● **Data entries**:

_____

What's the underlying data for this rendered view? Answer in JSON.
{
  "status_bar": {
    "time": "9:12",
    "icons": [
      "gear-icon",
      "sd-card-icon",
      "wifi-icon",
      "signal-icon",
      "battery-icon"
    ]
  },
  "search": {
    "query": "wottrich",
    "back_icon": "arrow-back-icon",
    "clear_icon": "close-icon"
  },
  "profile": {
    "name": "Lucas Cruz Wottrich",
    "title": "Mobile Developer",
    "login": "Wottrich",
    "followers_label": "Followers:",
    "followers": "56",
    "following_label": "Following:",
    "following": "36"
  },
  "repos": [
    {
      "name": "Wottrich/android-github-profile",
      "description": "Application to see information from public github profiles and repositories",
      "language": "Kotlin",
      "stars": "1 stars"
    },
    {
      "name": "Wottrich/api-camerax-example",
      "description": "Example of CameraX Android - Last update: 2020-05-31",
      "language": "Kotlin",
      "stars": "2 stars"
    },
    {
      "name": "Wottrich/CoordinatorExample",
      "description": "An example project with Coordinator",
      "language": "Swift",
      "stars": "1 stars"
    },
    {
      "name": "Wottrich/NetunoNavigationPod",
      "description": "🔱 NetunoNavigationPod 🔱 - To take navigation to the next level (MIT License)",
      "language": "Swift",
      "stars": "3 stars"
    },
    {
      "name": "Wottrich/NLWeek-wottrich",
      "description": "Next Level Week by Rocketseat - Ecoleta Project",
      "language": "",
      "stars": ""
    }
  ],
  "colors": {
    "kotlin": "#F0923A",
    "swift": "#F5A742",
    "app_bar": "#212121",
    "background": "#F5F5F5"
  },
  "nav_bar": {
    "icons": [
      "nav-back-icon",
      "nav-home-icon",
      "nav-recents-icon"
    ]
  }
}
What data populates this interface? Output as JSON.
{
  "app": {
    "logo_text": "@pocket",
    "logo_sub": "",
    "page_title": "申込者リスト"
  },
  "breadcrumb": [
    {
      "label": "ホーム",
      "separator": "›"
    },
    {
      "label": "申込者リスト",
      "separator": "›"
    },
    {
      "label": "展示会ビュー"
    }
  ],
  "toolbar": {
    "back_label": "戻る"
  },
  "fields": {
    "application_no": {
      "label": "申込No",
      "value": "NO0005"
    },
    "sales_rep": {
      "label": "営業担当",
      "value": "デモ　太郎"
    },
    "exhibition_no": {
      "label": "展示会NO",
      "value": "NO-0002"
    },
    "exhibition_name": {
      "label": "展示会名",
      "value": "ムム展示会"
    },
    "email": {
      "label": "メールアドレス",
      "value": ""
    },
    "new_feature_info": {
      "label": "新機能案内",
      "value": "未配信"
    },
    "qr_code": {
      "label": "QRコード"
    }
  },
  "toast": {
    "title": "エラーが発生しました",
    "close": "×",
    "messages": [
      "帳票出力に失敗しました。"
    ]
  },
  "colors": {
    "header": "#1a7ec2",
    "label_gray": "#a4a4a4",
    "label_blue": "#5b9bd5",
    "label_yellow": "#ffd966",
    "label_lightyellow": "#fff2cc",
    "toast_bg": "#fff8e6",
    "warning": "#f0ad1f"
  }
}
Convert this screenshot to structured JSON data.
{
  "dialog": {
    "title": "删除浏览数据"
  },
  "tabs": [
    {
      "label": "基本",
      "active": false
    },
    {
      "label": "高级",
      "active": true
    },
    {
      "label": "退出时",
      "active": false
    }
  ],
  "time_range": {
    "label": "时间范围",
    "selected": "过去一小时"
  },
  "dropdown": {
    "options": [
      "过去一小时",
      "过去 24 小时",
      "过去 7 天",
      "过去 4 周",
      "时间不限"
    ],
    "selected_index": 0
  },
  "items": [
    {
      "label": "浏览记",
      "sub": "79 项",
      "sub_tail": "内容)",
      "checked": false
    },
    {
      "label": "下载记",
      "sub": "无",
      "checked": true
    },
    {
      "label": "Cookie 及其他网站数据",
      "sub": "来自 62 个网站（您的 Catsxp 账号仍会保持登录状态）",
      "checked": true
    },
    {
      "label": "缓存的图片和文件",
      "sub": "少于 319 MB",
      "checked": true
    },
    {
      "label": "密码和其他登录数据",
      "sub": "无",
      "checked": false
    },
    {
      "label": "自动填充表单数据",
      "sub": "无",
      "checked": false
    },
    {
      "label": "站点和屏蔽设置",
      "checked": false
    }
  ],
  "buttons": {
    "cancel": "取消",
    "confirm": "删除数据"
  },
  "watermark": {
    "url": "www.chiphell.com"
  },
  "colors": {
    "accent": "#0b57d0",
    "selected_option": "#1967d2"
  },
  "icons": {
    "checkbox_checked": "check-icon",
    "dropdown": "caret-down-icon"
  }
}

_____

● **What you will do**: Among the entries above, how many lines hold the word "this"? Reply with only that number.

● **Written response**: 3